> What the task requires:
Please output the lines shown below exactly as they appear.

== Data in this exercise ==

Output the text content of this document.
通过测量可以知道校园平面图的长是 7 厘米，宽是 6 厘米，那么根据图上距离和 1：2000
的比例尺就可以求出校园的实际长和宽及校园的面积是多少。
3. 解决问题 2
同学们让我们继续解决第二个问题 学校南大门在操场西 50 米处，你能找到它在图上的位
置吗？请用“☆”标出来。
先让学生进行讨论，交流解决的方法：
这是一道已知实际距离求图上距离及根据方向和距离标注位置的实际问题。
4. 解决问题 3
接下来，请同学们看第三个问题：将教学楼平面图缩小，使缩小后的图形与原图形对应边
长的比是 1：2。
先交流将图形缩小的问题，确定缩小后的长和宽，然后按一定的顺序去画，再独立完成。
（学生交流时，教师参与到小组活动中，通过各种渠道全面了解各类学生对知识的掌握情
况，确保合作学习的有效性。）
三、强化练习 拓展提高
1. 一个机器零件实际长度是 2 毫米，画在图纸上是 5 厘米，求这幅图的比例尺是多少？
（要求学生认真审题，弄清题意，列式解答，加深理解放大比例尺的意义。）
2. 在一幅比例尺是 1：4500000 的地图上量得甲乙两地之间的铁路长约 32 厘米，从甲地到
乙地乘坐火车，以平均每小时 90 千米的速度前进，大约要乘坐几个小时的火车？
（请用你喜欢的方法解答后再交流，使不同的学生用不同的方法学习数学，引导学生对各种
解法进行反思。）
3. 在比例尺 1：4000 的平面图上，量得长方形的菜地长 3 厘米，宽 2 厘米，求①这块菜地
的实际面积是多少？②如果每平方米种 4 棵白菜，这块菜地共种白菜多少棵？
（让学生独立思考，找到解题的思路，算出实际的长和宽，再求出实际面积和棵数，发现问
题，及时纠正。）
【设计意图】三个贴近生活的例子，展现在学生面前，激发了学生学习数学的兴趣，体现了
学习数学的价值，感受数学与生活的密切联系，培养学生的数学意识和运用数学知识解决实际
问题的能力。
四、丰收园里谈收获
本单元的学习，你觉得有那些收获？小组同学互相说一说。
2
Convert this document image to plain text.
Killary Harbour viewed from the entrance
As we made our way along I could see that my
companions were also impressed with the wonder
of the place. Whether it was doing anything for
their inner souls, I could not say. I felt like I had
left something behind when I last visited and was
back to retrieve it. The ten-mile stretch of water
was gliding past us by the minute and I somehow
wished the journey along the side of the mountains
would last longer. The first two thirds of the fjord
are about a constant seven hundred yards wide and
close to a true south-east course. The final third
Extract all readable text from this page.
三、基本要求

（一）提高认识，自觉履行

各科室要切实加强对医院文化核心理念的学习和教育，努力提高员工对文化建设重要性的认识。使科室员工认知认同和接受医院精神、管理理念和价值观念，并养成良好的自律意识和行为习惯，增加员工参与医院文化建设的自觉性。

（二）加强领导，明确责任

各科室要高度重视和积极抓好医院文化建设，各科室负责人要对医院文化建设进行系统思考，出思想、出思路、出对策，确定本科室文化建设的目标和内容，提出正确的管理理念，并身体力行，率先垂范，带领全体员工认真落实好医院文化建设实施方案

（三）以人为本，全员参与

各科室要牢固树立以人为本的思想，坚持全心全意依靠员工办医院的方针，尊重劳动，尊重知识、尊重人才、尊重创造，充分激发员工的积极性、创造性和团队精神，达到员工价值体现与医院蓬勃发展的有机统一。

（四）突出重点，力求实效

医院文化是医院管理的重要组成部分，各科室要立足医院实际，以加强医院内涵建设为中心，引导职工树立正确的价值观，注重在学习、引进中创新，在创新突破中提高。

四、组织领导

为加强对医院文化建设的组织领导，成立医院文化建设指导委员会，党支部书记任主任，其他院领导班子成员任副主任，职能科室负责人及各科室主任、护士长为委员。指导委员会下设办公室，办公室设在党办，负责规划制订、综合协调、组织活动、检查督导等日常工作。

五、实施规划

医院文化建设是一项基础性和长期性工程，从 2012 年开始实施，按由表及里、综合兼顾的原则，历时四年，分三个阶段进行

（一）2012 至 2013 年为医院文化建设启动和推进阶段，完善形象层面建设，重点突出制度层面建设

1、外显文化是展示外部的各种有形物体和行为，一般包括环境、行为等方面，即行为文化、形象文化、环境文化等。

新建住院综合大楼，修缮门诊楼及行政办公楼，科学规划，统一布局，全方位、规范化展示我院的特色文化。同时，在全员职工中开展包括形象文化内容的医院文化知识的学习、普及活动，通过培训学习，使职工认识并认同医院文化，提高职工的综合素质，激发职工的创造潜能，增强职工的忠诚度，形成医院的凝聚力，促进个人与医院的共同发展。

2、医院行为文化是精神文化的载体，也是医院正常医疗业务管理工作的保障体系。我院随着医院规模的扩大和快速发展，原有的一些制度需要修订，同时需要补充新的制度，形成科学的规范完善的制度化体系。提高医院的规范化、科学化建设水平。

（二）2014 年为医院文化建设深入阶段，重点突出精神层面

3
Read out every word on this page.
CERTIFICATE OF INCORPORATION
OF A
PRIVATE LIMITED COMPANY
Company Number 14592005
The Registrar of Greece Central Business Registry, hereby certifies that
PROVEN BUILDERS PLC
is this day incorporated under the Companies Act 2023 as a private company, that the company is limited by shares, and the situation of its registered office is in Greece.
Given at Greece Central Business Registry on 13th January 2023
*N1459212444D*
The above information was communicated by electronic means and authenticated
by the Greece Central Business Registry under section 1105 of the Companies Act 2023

===

> Solution for this task:
Output the text content of this document.
通过测量可以知道校园平面图的长是 7 厘米，宽是 6 厘米，那么根据图上距离和 1：2000
的比例尺就可以求出校园的实际长和宽及校园的面积是多少。
3. 解决问题 2
同学们让我们继续解决第二个问题 学校南大门在操场西 50 米处，你能找到它在图上的位
置吗？请用“☆”标出来。
先让学生进行讨论，交流解决的方法：
这是一道已知实际距离求图上距离及根据方向和距离标注位置的实际问题。
4. 解决问题 3
接下来，请同学们看第三个问题：将教学楼平面图缩小，使缩小后的图形与原图形对应边
长的比是 1：2。
先交流将图形缩小的问题，确定缩小后的长和宽，然后按一定的顺序去画，再独立完成。
（学生交流时，教师参与到小组活动中，通过各种渠道全面了解各类学生对知识的掌握情
况，确保合作学习的有效性。）
三、强化练习 拓展提高
1. 一个机器零件实际长度是 2 毫米，画在图纸上是 5 厘米，求这幅图的比例尺是多少？
（要求学生认真审题，弄清题意，列式解答，加深理解放大比例尺的意义。）
2. 在一幅比例尺是 1：4500000 的地图上量得甲乙两地之间的铁路长约 32 厘米，从甲地到
乙地乘坐火车，以平均每小时 90 千米的速度前进，大约要乘坐几个小时的火车？
（请用你喜欢的方法解答后再交流，使不同的学生用不同的方法学习数学，引导学生对各种
解法进行反思。）
3. 在比例尺 1：4000 的平面图上，量得长方形的菜地长 3 厘米，宽 2 厘米，求①这块菜地
的实际面积是多少？②如果每平方米种 4 棵白菜，这块菜地共种白菜多少棵？
（让学生独立思考，找到解题的思路，算出实际的长和宽，再求出实际面积和棵数，发现问
题，及时纠正。）
【设计意图】三个贴近生活的例子，展现在学生面前，激发了学生学习数学的兴趣，体现了
学习数学的价值，感受数学与生活的密切联系，培养学生的数学意识和运用数学知识解决实际
问题的能力。
四、丰收园里谈收获
本单元的学习，你觉得有那些收获？小组同学互相说一说。
2
Convert this document image to plain text.
Killary Harbour viewed from the entrance
As we made our way along I could see that my
companions were also impressed with the wonder
of the place. Whether it was doing anything for
their inner souls, I could not say. I felt like I had
left something behind when I last visited and was
back to retrieve it. The ten-mile stretch of water
was gliding past us by the minute and I somehow
wished the journey along the side of the mountains
would last longer. The first two thirds of the fjord
are about a constant seven hundred yards wide and
close to a true south-east course. The final third
Extract all readable text from this page.
三、基本要求

（一）提高认识，自觉履行

各科室要切实加强对医院文化核心理念的学习和教育，努力提高员工对文化建设重要性的认识。使科室员工认知认同和接受医院精神、管理理念和价值观念，并养成良好的自律意识和行为习惯，增加员工参与医院文化建设的自觉性。

（二）加强领导，明确责任

各科室要高度重视和积极抓好医院文化建设，各科室负责人要对医院文化建设进行系统思考，出思想、出思路、出对策，确定本科室文化建设的目标和内容，提出正确的管理理念，并身体力行，率先垂范，带领全体员工认真落实好医院文化建设实施方案

（三）以人为本，全员参与

各科室要牢固树立以人为本的思想，坚持全心全意依靠员工办医院的方针，尊重劳动，尊重知识、尊重人才、尊重创造，充分激发员工的积极性、创造性和团队精神，达到员工价值体现与医院蓬勃发展的有机统一。

（四）突出重点，力求实效

医院文化是医院管理的重要组成部分，各科室要立足医院实际，以加强医院内涵建设为中心，引导职工树立正确的价值观，注重在学习、引进中创新，在创新突破中提高。

四、组织领导

为加强对医院文化建设的组织领导，成立医院文化建设指导委员会，党支部书记任主任，其他院领导班子成员任副主任，职能科室负责人及各科室主任、护士长为委员。指导委员会下设办公室，办公室设在党办，负责规划制订、综合协调、组织活动、检查督导等日常工作。

五、实施规划

医院文化建设是一项基础性和长期性工程，从 2012 年开始实施，按由表及里、综合兼顾的原则，历时四年，分三个阶段进行

（一）2012 至 2013 年为医院文化建设启动和推进阶段，完善形象层面建设，重点突出制度层面建设

1、外显文化是展示外部的各种有形物体和行为，一般包括环境、行为等方面，即行为文化、形象文化、环境文化等。

新建住院综合大楼，修缮门诊楼及行政办公楼，科学规划，统一布局，全方位、规范化展示我院的特色文化。同时，在全员职工中开展包括形象文化内容的医院文化知识的学习、普及活动，通过培训学习，使职工认识并认同医院文化，提高职工的综合素质，激发职工的创造潜能，增强职工的忠诚度，形成医院的凝聚力，促进个人与医院的共同发展。

2、医院行为文化是精神文化的载体，也是医院正常医疗业务管理工作的保障体系。我院随着医院规模的扩大和快速发展，原有的一些制度需要修订，同时需要补充新的制度，形成科学的规范完善的制度化体系。提高医院的规范化、科学化建设水平。

（二）2014 年为医院文化建设深入阶段，重点突出精神层面

3
Read out every word on this page.
CERTIFICATE OF INCORPORATION
OF A
PRIVATE LIMITED COMPANY
Company Number 14592005
The Registrar of Greece Central Business Registry, hereby certifies that
PROVEN BUILDERS PLC
is this day incorporated under the Companies Act 2023 as a private company, that the company is limited by shares, and the situation of its registered office is in Greece.
Given at Greece Central Business Registry on 13th January 2023
*N1459212444D*
The above information was communicated by electronic means and authenticated
by the Greece Central Business Registry under section 1105 of the Companies Act 2023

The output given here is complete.